#### [REQUIREMENT]
Please reproduce every record, keeping each one exactly as written.

(Saved data entries)
■ ■ ■ ■ ■ ■ ■

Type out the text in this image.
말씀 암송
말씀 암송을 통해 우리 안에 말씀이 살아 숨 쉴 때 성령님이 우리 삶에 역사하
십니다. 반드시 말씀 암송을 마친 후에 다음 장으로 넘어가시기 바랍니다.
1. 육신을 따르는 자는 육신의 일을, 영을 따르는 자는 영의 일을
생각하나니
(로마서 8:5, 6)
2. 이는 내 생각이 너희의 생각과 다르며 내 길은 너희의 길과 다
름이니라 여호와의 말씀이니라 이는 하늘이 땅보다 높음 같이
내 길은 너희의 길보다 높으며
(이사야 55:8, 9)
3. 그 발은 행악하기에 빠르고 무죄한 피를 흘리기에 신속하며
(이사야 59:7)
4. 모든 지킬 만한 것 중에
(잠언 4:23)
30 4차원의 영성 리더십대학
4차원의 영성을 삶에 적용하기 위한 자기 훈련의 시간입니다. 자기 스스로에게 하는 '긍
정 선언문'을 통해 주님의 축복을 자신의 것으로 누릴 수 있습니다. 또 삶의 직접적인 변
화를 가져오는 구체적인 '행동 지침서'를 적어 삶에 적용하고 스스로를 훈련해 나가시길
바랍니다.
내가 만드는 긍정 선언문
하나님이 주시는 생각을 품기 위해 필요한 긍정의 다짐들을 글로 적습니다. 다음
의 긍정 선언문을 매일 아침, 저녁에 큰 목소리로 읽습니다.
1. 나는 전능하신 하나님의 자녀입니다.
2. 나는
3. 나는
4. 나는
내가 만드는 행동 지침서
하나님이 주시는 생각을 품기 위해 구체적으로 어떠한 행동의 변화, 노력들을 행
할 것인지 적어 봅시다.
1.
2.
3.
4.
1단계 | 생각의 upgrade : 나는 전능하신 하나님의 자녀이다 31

■ ■ ■ ■ ■ ■ ■

#### [SOLUTION TO THE PROBLEM]
Type out the text in this image.
말씀 암송
말씀 암송을 통해 우리 안에 말씀이 살아 숨 쉴 때 성령님이 우리 삶에 역사하
십니다. 반드시 말씀 암송을 마친 후에 다음 장으로 넘어가시기 바랍니다.
1. 육신을 따르는 자는 육신의 일을, 영을 따르는 자는 영의 일을
생각하나니
(로마서 8:5, 6)
2. 이는 내 생각이 너희의 생각과 다르며 내 길은 너희의 길과 다
름이니라 여호와의 말씀이니라 이는 하늘이 땅보다 높음 같이
내 길은 너희의 길보다 높으며
(이사야 55:8, 9)
3. 그 발은 행악하기에 빠르고 무죄한 피를 흘리기에 신속하며
(이사야 59:7)
4. 모든 지킬 만한 것 중에
(잠언 4:23)
30 4차원의 영성 리더십대학
4차원의 영성을 삶에 적용하기 위한 자기 훈련의 시간입니다. 자기 스스로에게 하는 '긍
정 선언문'을 통해 주님의 축복을 자신의 것으로 누릴 수 있습니다. 또 삶의 직접적인 변
화를 가져오는 구체적인 '행동 지침서'를 적어 삶에 적용하고 스스로를 훈련해 나가시길
바랍니다.
내가 만드는 긍정 선언문
하나님이 주시는 생각을 품기 위해 필요한 긍정의 다짐들을 글로 적습니다. 다음
의 긍정 선언문을 매일 아침, 저녁에 큰 목소리로 읽습니다.
1. 나는 전능하신 하나님의 자녀입니다.
2. 나는
3. 나는
4. 나는
내가 만드는 행동 지침서
하나님이 주시는 생각을 품기 위해 구체적으로 어떠한 행동의 변화, 노력들을 행
할 것인지 적어 봅시다.
1.
2.
3.
4.
1단계 | 생각의 upgrade : 나는 전능하신 하나님의 자녀이다 31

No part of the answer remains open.